Copy each line with the word "Finance" in it.

— start Material for the task —

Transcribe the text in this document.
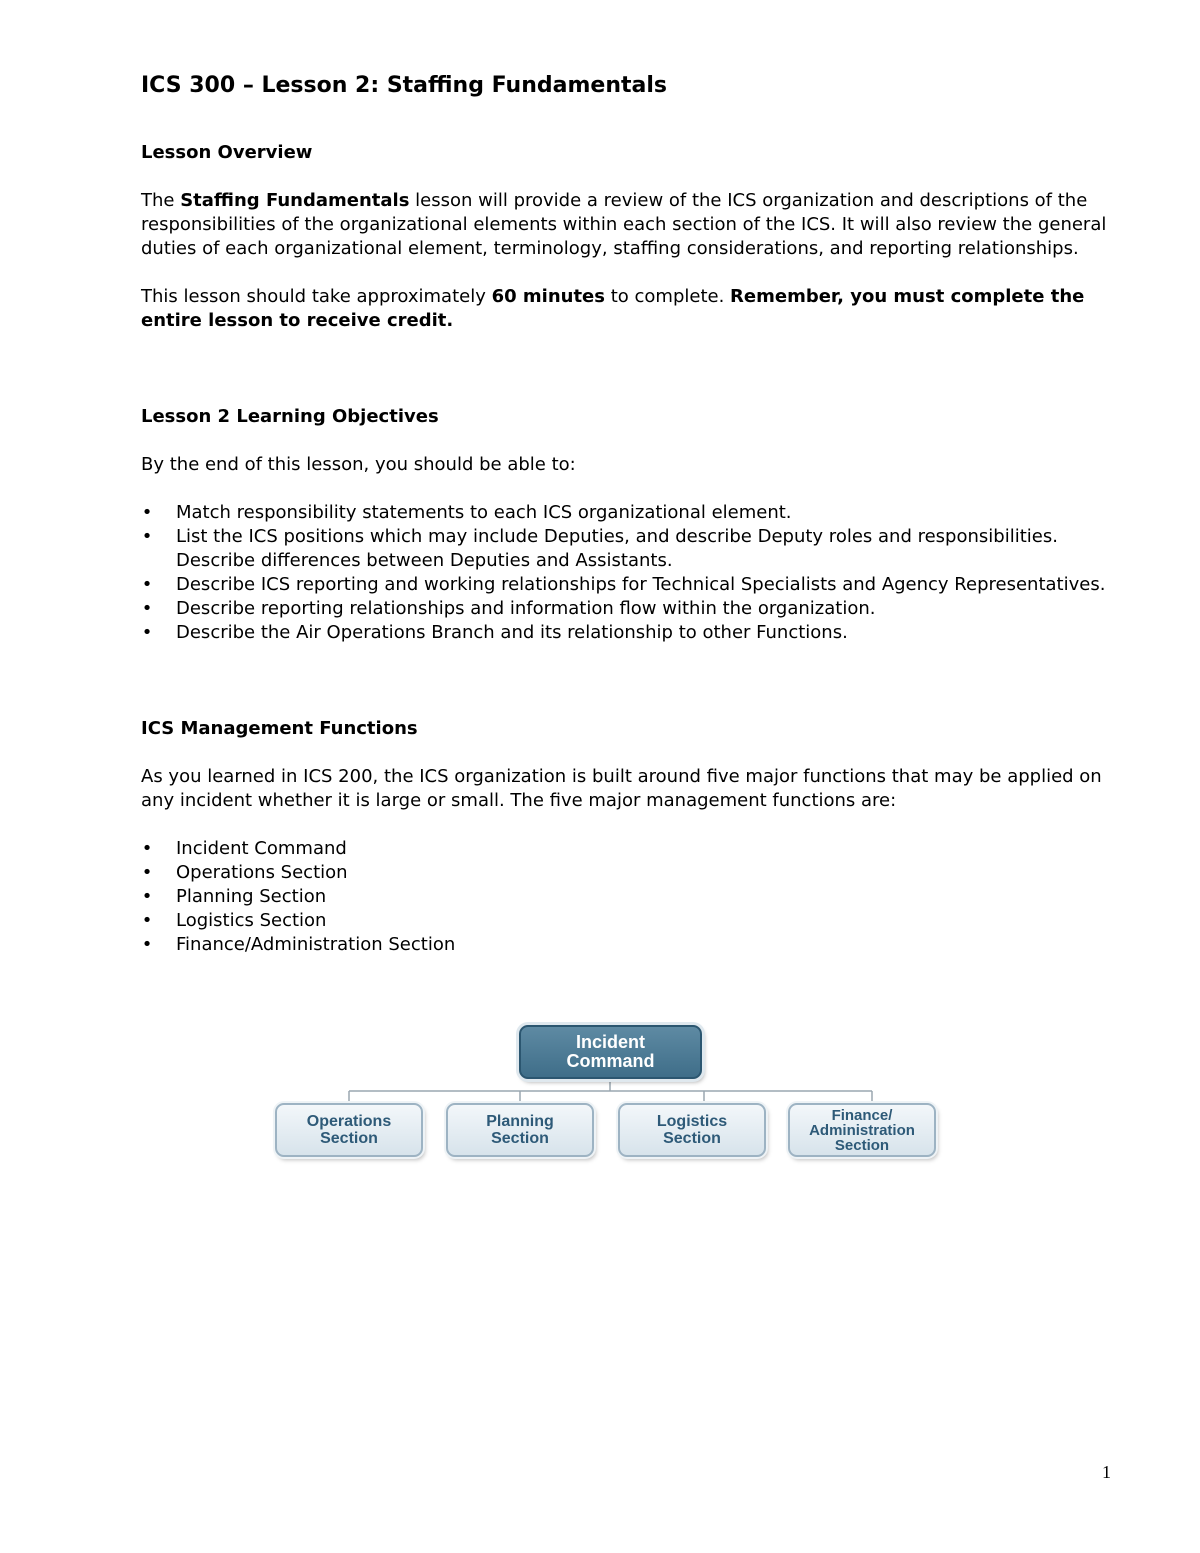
ICS 300 – Lesson 2: Staffing Fundamentals
Lesson Overview

The Staffing Fundamentals lesson will provide a review of the ICS organization and descriptions of the responsibilities of the organizational elements within each section of the ICS. It will also review the general duties of each organizational element, terminology, staffing considerations, and reporting relationships.

This lesson should take approximately 60 minutes to complete. Remember, you must complete the entire lesson to receive credit.

Lesson 2 Learning Objectives

By the end of this lesson, you should be able to:

• Match responsibility statements to each ICS organizational element.
• List the ICS positions which may include Deputies, and describe Deputy roles and responsibilities. Describe differences between Deputies and Assistants.
• Describe ICS reporting and working relationships for Technical Specialists and Agency Representatives.
• Describe reporting relationships and information flow within the organization.
• Describe the Air Operations Branch and its relationship to other Functions.
ICS Management Functions

As you learned in ICS 200, the ICS organization is built around five major functions that may be applied on any incident whether it is large or small. The five major management functions are:

• Incident Command
• Operations Section
• Planning Section
• Logistics Section
• Finance/Administration Section
Incident
Command
Operations
Section
Planning
Section
Logistics
Section
Finance/
Administration
Section
1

— end Material for the task —

[Reply to the exercise]
• Finance/Administration Section
Finance/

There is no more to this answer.